> [Directions] Identify the lines that contain the string "March", then copy each of them.

> [Dataset entries]
▬▬▬

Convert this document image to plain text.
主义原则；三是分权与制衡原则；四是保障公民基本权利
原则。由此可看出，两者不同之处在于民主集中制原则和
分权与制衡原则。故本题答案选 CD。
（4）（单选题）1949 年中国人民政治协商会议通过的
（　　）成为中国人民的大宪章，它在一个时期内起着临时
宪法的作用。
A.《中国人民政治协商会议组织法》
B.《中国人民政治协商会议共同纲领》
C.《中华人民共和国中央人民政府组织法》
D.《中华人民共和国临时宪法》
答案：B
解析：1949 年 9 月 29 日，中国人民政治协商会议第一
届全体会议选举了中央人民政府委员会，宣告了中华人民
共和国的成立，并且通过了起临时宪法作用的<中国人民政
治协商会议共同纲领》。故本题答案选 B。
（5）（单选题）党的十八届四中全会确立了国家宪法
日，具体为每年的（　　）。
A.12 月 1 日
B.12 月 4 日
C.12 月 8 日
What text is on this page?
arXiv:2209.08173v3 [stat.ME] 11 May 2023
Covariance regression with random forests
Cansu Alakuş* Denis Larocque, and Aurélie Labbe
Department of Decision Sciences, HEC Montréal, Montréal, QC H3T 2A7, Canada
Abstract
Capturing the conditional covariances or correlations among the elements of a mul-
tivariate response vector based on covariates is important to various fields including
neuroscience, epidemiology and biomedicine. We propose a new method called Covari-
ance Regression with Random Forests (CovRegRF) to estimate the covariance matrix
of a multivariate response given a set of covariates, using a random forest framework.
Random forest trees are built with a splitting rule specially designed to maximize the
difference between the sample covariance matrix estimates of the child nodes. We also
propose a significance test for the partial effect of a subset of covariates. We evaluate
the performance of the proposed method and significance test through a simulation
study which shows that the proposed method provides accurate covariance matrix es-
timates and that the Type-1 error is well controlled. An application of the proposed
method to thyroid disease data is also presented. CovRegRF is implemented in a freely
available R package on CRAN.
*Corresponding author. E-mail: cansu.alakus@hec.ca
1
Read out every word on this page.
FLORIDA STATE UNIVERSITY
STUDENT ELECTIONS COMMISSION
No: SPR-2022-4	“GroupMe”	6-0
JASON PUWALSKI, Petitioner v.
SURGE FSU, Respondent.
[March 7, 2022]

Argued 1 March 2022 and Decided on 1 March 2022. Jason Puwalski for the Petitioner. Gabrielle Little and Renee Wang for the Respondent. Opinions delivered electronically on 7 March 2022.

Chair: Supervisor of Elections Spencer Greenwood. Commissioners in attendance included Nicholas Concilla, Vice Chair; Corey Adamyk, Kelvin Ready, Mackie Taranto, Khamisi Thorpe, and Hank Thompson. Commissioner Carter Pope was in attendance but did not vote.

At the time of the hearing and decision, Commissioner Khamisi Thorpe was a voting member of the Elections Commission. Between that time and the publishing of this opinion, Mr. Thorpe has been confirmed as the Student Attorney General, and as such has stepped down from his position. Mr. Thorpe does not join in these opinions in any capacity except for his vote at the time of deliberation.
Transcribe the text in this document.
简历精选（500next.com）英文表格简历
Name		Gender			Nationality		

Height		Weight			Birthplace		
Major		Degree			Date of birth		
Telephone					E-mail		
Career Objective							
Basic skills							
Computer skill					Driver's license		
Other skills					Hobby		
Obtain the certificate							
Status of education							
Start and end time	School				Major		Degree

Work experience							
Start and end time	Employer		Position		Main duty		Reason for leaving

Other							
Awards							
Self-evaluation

▬▬▬

> [Response]
[March 7, 2022]
Argued 1 March 2022 and Decided on 1 March 2022. Jason Puwalski for the Petitioner. Gabrielle Little and Renee Wang for the Respondent. Opinions delivered electronically on 7 March 2022.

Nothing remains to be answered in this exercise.